Do this =>
Work through the data line by line, gathering every line that has the word "text".

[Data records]

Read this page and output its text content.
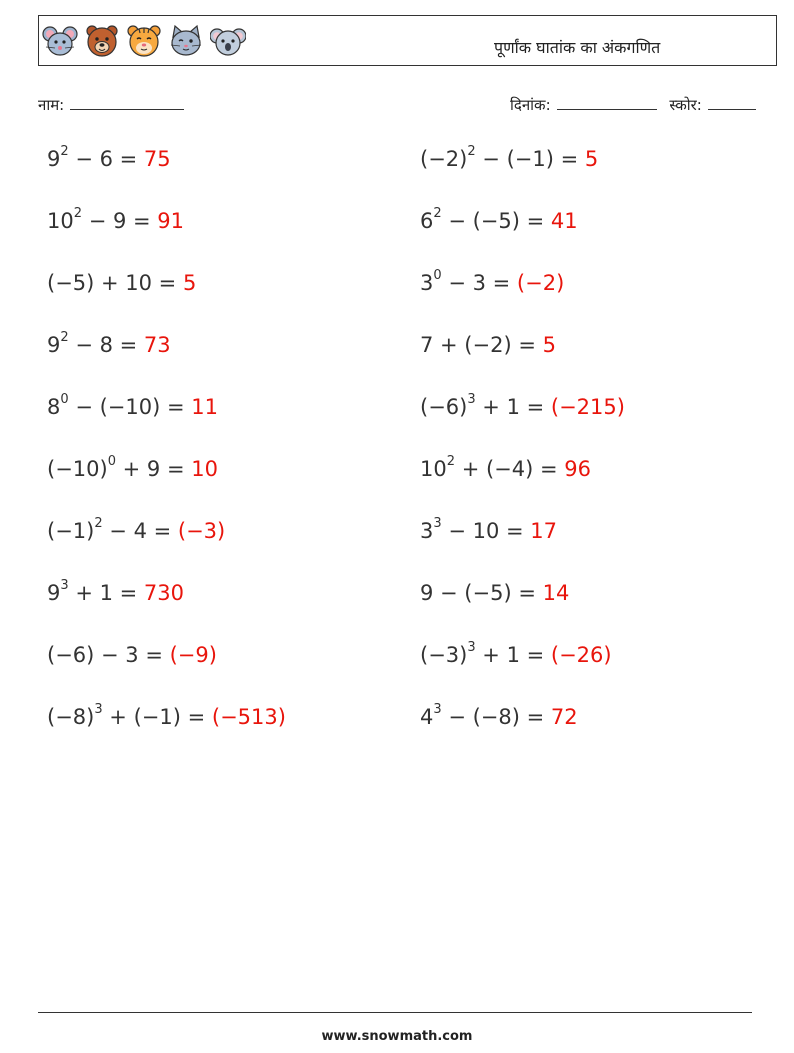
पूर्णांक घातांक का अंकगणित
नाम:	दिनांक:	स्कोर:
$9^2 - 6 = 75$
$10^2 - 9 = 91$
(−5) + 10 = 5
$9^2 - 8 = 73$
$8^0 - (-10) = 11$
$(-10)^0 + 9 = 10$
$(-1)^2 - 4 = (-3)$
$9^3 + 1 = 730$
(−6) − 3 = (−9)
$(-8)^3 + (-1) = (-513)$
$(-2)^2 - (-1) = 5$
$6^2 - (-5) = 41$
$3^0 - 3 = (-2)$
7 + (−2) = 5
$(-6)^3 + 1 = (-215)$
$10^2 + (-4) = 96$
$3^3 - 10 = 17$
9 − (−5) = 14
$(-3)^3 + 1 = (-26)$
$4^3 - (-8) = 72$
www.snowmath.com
==
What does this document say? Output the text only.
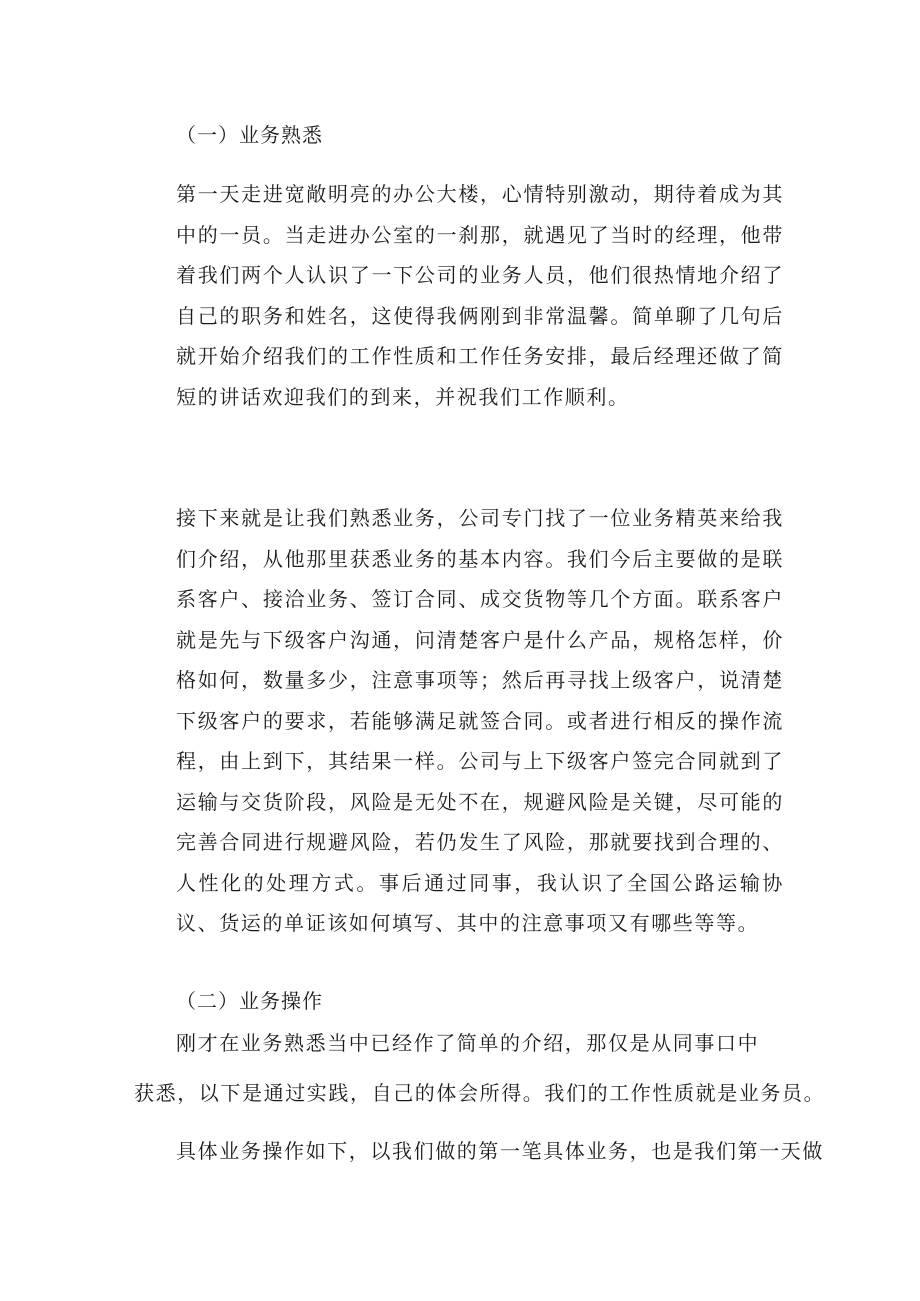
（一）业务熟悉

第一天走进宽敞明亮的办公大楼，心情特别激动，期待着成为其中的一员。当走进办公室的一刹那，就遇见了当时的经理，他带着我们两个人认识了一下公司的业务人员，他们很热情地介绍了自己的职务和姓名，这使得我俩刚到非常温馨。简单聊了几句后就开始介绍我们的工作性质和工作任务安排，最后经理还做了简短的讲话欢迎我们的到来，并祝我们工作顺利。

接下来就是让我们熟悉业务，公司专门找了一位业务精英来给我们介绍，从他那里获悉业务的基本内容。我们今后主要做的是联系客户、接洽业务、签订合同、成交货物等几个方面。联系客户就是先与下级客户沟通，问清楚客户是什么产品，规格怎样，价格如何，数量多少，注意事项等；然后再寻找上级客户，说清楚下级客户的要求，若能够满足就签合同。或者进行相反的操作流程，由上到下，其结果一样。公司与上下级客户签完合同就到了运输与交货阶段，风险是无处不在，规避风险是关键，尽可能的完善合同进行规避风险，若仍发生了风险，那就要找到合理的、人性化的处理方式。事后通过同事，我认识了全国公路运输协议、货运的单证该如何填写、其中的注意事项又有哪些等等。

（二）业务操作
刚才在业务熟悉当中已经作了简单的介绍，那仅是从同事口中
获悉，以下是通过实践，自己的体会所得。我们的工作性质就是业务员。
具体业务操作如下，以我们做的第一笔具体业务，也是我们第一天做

Right answer =>
Read this page and output its text content.
What does this document say? Output the text only.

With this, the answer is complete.